§ YOUR GOAL: Give back each entry unchanged, minus pictures.

§ DATASET ENTRIES:
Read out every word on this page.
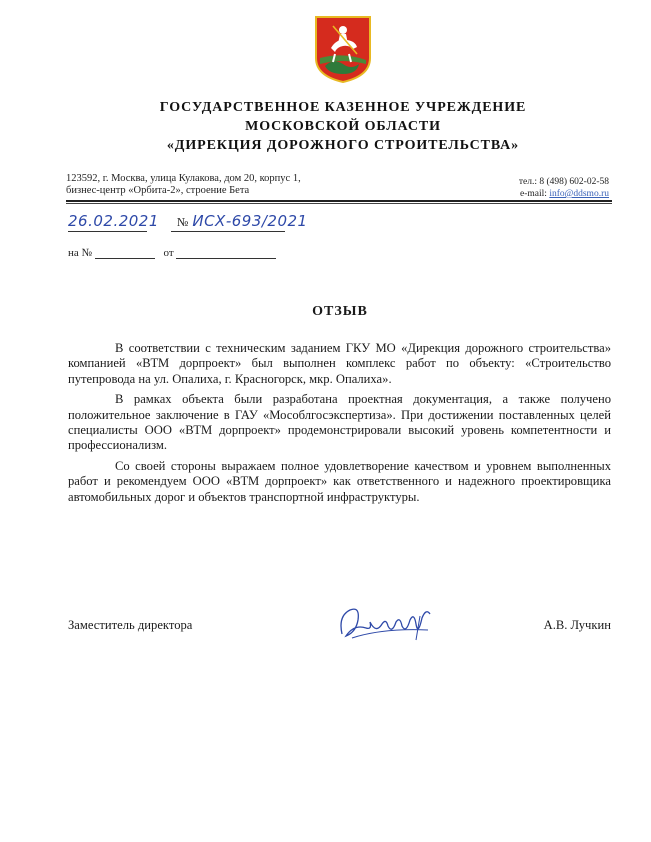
ГОСУДАРСТВЕННОЕ КАЗЕННОЕ УЧРЕЖДЕНИЕ
МОСКОВСКОЙ ОБЛАСТИ
«ДИРЕКЦИЯ ДОРОЖНОГО СТРОИТЕЛЬСТВА»
123592, г. Москва, улица Кулакова, дом 20, корпус 1,
бизнес-центр «Орбита-2», строение Бета
тел.: 8 (498) 602-02-58
e-mail: info@ddsmo.ru
26.02.2021 № ИСХ-693/2021
на №	от
ОТЗЫВ

В соответствии с техническим заданием ГКУ МО «Дирекция дорожного строительства» компанией «ВТМ дорпроект» был выполнен комплекс работ по объекту: «Строительство путепровода на ул. Опалиха, г. Красногорск, мкр. Опалиха».

В рамках объекта были разработана проектная документация, а также получено положительное заключение в ГАУ «Мособлгосэкспертиза». При достижении поставленных целей специалисты ООО «ВТМ дорпроект» продемонстрировали высокий уровень компетентности и профессионализм.

Со своей стороны выражаем полное удовлетворение качеством и уровнем выполненных работ и рекомендуем ООО «ВТМ дорпроект» как ответственного и надежного проектировщика автомобильных дорог и объектов транспортной инфраструктуры.

Заместитель директора	А.В. Лучкин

§ CORRECT RESPONSE:
Read out every word on this page.
ГОСУДАРСТВЕННОЕ КАЗЕННОЕ УЧРЕЖДЕНИЕ
МОСКОВСКОЙ ОБЛАСТИ
«ДИРЕКЦИЯ ДОРОЖНОГО СТРОИТЕЛЬСТВА»
123592, г. Москва, улица Кулакова, дом 20, корпус 1,
бизнес-центр «Орбита-2», строение Бета
тел.: 8 (498) 602-02-58
e-mail: info@ddsmo.ru
26.02.2021 № ИСХ-693/2021
на №	от
ОТЗЫВ

В соответствии с техническим заданием ГКУ МО «Дирекция дорожного строительства» компанией «ВТМ дорпроект» был выполнен комплекс работ по объекту: «Строительство путепровода на ул. Опалиха, г. Красногорск, мкр. Опалиха».

В рамках объекта были разработана проектная документация, а также получено положительное заключение в ГАУ «Мособлгосэкспертиза». При достижении поставленных целей специалисты ООО «ВТМ дорпроект» продемонстрировали высокий уровень компетентности и профессионализм.

Со своей стороны выражаем полное удовлетворение качеством и уровнем выполненных работ и рекомендуем ООО «ВТМ дорпроект» как ответственного и надежного проектировщика автомобильных дорог и объектов транспортной инфраструктуры.

Заместитель директора	А.В. Лучкин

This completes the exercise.